[Begin]

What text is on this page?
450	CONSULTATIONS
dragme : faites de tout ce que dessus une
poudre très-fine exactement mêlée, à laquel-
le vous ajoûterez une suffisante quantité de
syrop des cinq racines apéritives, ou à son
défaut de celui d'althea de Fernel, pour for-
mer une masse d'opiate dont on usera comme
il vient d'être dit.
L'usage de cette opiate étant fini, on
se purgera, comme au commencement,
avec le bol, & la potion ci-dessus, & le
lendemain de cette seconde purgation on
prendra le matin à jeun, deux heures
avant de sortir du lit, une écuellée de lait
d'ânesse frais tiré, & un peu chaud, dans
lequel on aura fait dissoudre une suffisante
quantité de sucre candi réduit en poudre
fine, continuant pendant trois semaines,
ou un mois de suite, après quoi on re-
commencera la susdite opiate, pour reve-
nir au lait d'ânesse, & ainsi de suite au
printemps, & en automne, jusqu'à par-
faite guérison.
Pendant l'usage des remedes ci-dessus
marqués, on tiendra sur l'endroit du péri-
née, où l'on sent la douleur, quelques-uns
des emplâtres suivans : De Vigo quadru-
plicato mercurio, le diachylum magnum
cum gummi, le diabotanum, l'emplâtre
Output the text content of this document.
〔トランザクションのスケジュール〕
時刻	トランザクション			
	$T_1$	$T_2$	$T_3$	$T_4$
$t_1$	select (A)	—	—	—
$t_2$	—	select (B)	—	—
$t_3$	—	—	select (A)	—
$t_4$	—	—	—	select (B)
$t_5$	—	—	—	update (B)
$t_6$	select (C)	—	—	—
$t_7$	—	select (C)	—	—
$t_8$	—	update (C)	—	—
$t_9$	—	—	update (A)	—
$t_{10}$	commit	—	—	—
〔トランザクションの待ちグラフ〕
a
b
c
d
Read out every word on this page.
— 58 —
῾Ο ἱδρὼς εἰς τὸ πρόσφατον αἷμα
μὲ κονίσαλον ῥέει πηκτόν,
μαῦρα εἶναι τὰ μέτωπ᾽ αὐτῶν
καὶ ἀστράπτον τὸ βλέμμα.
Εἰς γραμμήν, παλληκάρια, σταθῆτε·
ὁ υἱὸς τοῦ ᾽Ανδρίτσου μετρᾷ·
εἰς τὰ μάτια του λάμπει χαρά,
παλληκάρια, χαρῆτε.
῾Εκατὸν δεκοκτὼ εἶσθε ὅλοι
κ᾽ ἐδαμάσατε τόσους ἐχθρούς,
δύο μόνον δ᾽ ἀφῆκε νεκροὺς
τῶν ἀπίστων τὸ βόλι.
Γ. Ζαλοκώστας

[End]

INSTRUCTIONS TO FOLLOW: Each record above should be restated word for word.

CORRECT OUTPUT:
What text is on this page?
450	CONSULTATIONS
dragme : faites de tout ce que dessus une
poudre très-fine exactement mêlée, à laquel-
le vous ajoûterez une suffisante quantité de
syrop des cinq racines apéritives, ou à son
défaut de celui d'althea de Fernel, pour for-
mer une masse d'opiate dont on usera comme
il vient d'être dit.
L'usage de cette opiate étant fini, on
se purgera, comme au commencement,
avec le bol, & la potion ci-dessus, & le
lendemain de cette seconde purgation on
prendra le matin à jeun, deux heures
avant de sortir du lit, une écuellée de lait
d'ânesse frais tiré, & un peu chaud, dans
lequel on aura fait dissoudre une suffisante
quantité de sucre candi réduit en poudre
fine, continuant pendant trois semaines,
ou un mois de suite, après quoi on re-
commencera la susdite opiate, pour reve-
nir au lait d'ânesse, & ainsi de suite au
printemps, & en automne, jusqu'à par-
faite guérison.
Pendant l'usage des remedes ci-dessus
marqués, on tiendra sur l'endroit du péri-
née, où l'on sent la douleur, quelques-uns
des emplâtres suivans : De Vigo quadru-
plicato mercurio, le diachylum magnum
cum gummi, le diabotanum, l'emplâtre
Output the text content of this document.
〔トランザクションのスケジュール〕
時刻	トランザクション			
	$T_1$	$T_2$	$T_3$	$T_4$
$t_1$	select (A)	—	—	—
$t_2$	—	select (B)	—	—
$t_3$	—	—	select (A)	—
$t_4$	—	—	—	select (B)
$t_5$	—	—	—	update (B)
$t_6$	select (C)	—	—	—
$t_7$	—	select (C)	—	—
$t_8$	—	update (C)	—	—
$t_9$	—	—	update (A)	—
$t_{10}$	commit	—	—	—
〔トランザクションの待ちグラフ〕
a
b
c
d
Read out every word on this page.
— 58 —
῾Ο ἱδρὼς εἰς τὸ πρόσφατον αἷμα
μὲ κονίσαλον ῥέει πηκτόν,
μαῦρα εἶναι τὰ μέτωπ᾽ αὐτῶν
καὶ ἀστράπτον τὸ βλέμμα.
Εἰς γραμμήν, παλληκάρια, σταθῆτε·
ὁ υἱὸς τοῦ ᾽Ανδρίτσου μετρᾷ·
εἰς τὰ μάτια του λάμπει χαρά,
παλληκάρια, χαρῆτε.
῾Εκατὸν δεκοκτὼ εἶσθε ὅλοι
κ᾽ ἐδαμάσατε τόσους ἐχθρούς,
δύο μόνον δ᾽ ἀφῆκε νεκροὺς
τῶν ἀπίστων τὸ βόλι.
Γ. Ζαλοκώστας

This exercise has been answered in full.